* **What is expected**:
In the post below on California's autonomous vehicle testing rules, what surety bond amount must manufacturers use to insure their vehicles?

[Begin Page extract]

California Opens Driverless Car Competition With Testing Regulations
smaxp (2951795) writes "California just released rules for testing autonomous vehicles on California's roads and highways. Californians will soon be seeing more autonomous vehicles than just those built by the Google X labs. These vehicles offer great promise, such as freeing the driver's attention for productivity or leisure, better safety and less congestion. It will be a while, though, before we see these vehicles on the road. From the article: 'Getting started requires the RMV’s approval of testing under controlled circumstances prior to testing on public roads. The manufactures must insure the vehicles with a $5 million surety bond. Autonomous vehicle manufacturers need a permit and test drivers need a special license. The RMV will receive applications beginning on July 1, 2014, and the permits that are granted will be announced beginning on September 1, 2014.'"
I call it the aggressive, psychotic driver who makes random, unsafe lane changes, fails to signal, and swoops across several lanes of traffic while doing well over the speed limit.
Lemme see your driverless car handle that, then we'll see.
Lost at C:>. Found at C.
Technology needs to develop in stages. It doesn't go from concept to full-blown earth-shattering product like it does in bad science fiction movies.
Your basic assumption are flawed. Specifically you appear to believe (with zero reason for these beliefs) that:
An autonomous car will be less safe than the average driver - including drunks, teenagers, old people and parents screaming at their kids to stop fighting.
That the owner should somehow be responsible in ANY way, rather than the programming company.
That the 'driver' - who in this case is not driving but instead monitoring to make sure the system is working - is in anyway responsible.
That the state would let autonomous cars drive if they were not proven better drivers than teenagers and senior citizens.
I predict that the states will have reasonable requirements for the autonomous car to prove that they are SIGNIFICANTLY better drivers than your average teenager - as in perfect driving with zero mistakes on driving tests that are far more difficult than what people have to pass.
I then predict that they will force the programming company to accept all legal responsibility for driving when the system is working - and the owner/monitor will only be required to verify that the vehicle has no warning lights activated.

[End Page extract]
[Begin Extracted records]

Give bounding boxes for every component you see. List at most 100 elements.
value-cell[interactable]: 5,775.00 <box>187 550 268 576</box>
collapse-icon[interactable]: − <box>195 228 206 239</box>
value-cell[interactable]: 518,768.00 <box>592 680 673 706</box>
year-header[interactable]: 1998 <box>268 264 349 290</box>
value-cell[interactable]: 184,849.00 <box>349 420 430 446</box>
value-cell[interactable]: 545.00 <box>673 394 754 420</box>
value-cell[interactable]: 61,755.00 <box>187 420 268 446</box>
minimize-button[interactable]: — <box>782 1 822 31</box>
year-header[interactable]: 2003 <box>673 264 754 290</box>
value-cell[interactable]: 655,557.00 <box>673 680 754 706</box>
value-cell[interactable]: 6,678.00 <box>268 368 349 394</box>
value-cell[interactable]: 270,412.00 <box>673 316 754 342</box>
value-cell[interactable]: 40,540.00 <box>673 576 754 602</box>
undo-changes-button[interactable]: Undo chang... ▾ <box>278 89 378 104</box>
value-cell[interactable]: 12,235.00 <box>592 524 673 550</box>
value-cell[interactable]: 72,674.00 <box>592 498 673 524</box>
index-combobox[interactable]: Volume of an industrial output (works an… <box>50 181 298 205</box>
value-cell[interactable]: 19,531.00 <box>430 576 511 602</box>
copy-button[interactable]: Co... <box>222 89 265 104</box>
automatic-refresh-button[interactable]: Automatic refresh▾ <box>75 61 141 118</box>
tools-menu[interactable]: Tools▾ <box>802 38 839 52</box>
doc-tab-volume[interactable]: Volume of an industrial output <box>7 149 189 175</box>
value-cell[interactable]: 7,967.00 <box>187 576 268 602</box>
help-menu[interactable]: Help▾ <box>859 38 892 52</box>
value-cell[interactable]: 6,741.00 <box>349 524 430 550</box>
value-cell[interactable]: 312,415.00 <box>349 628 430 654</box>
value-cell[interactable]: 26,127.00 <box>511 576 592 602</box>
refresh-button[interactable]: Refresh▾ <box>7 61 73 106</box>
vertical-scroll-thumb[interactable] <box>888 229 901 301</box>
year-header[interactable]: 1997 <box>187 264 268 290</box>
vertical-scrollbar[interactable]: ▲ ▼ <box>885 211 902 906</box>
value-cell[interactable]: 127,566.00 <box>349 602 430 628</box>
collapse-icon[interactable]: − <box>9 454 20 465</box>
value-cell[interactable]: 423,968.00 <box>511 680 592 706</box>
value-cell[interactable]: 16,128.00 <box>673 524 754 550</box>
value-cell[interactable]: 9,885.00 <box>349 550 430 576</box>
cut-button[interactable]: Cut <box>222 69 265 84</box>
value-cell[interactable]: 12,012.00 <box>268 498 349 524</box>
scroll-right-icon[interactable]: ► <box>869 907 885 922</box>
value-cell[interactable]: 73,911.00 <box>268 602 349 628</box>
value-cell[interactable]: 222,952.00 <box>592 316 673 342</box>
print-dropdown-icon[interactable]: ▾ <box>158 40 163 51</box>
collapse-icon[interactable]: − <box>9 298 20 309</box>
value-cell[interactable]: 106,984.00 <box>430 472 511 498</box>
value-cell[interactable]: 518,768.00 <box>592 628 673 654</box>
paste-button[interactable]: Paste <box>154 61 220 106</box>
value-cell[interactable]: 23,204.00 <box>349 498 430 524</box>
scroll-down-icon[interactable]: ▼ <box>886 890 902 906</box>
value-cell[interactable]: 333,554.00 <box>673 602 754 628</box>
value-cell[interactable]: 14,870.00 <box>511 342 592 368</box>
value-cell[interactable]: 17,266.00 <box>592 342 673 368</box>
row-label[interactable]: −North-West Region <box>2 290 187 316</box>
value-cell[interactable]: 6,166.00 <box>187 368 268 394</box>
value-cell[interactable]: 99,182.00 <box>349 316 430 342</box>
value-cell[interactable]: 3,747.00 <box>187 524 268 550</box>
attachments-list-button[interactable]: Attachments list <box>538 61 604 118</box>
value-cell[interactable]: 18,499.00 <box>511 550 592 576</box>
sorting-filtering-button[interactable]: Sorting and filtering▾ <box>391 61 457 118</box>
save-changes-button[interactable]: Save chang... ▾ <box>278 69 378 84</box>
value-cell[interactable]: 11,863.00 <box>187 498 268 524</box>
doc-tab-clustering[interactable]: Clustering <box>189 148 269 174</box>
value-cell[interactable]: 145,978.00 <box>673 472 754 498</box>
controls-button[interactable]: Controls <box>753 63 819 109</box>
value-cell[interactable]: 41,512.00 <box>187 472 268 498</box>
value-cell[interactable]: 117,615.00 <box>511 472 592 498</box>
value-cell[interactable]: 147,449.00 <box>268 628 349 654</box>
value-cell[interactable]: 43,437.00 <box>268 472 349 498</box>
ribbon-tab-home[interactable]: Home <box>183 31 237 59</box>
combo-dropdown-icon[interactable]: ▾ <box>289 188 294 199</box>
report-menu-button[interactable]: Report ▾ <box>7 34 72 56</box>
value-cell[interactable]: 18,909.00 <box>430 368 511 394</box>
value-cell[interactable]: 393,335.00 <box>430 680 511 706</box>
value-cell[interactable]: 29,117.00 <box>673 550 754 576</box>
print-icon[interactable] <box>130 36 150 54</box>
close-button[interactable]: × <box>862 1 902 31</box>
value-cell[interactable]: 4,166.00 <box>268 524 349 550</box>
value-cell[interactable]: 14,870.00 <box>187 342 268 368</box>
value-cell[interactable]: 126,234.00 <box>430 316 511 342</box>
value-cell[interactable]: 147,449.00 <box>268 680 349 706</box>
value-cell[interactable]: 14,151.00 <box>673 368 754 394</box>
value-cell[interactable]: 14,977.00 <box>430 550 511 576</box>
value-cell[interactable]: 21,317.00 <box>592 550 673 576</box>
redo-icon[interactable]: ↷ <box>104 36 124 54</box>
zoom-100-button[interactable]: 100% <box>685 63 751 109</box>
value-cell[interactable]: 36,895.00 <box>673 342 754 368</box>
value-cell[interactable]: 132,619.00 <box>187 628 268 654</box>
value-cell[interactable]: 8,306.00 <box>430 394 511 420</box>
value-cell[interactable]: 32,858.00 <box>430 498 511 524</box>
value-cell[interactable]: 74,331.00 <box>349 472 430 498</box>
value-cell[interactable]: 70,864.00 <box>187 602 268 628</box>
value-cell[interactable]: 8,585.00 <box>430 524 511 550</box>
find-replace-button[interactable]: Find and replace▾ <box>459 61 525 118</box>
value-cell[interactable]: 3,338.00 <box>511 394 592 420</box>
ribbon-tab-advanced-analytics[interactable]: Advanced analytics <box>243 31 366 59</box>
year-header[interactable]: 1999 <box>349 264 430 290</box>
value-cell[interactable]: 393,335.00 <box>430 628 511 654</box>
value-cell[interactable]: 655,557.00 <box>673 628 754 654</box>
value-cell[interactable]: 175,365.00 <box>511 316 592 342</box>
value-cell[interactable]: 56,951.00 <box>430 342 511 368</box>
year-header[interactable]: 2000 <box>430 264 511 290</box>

[End Extracted records]
[Begin Extracted records]

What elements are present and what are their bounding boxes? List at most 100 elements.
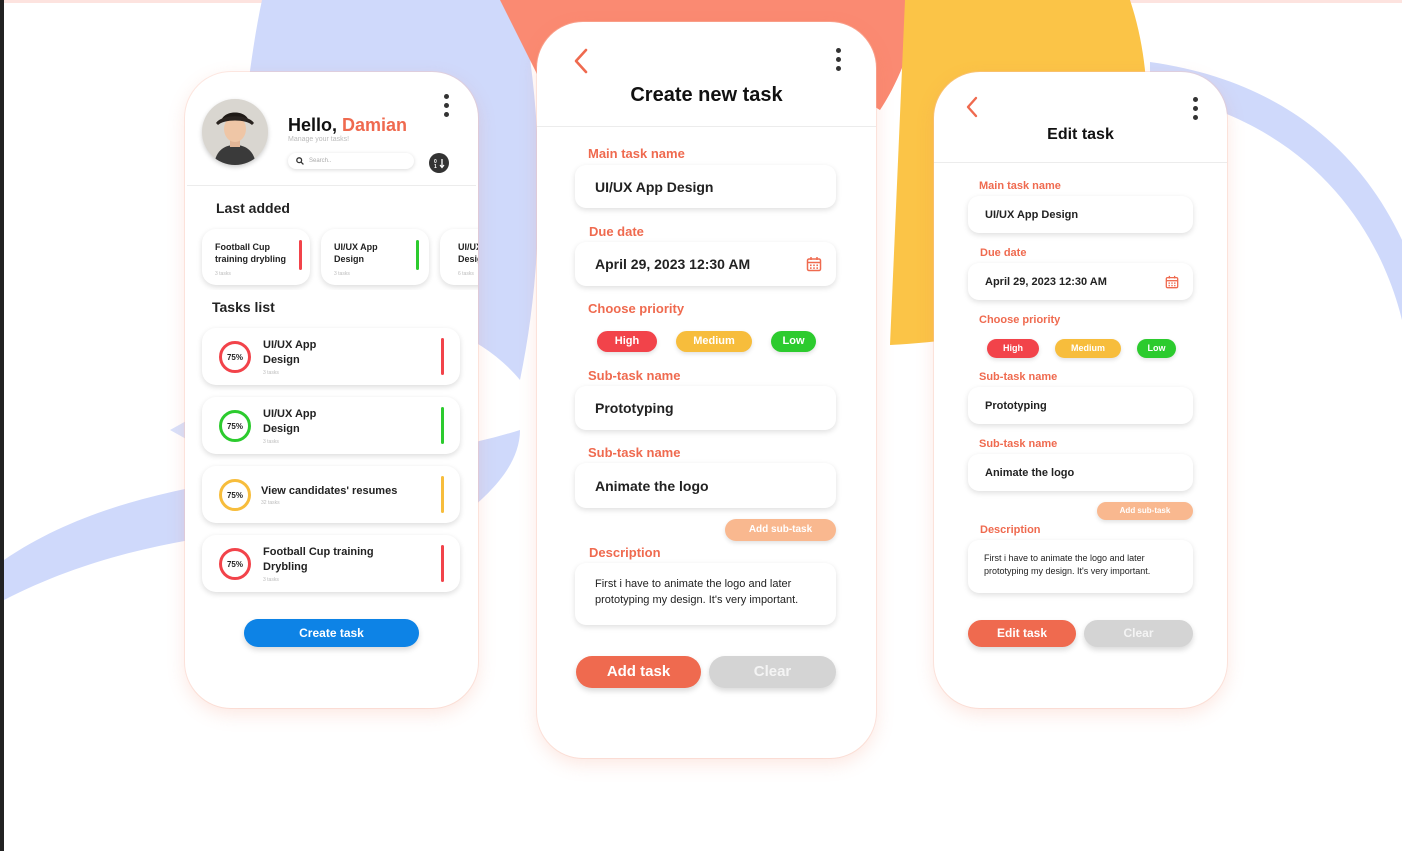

[End Extracted records]

* **Solution to this exercise**:
$5 million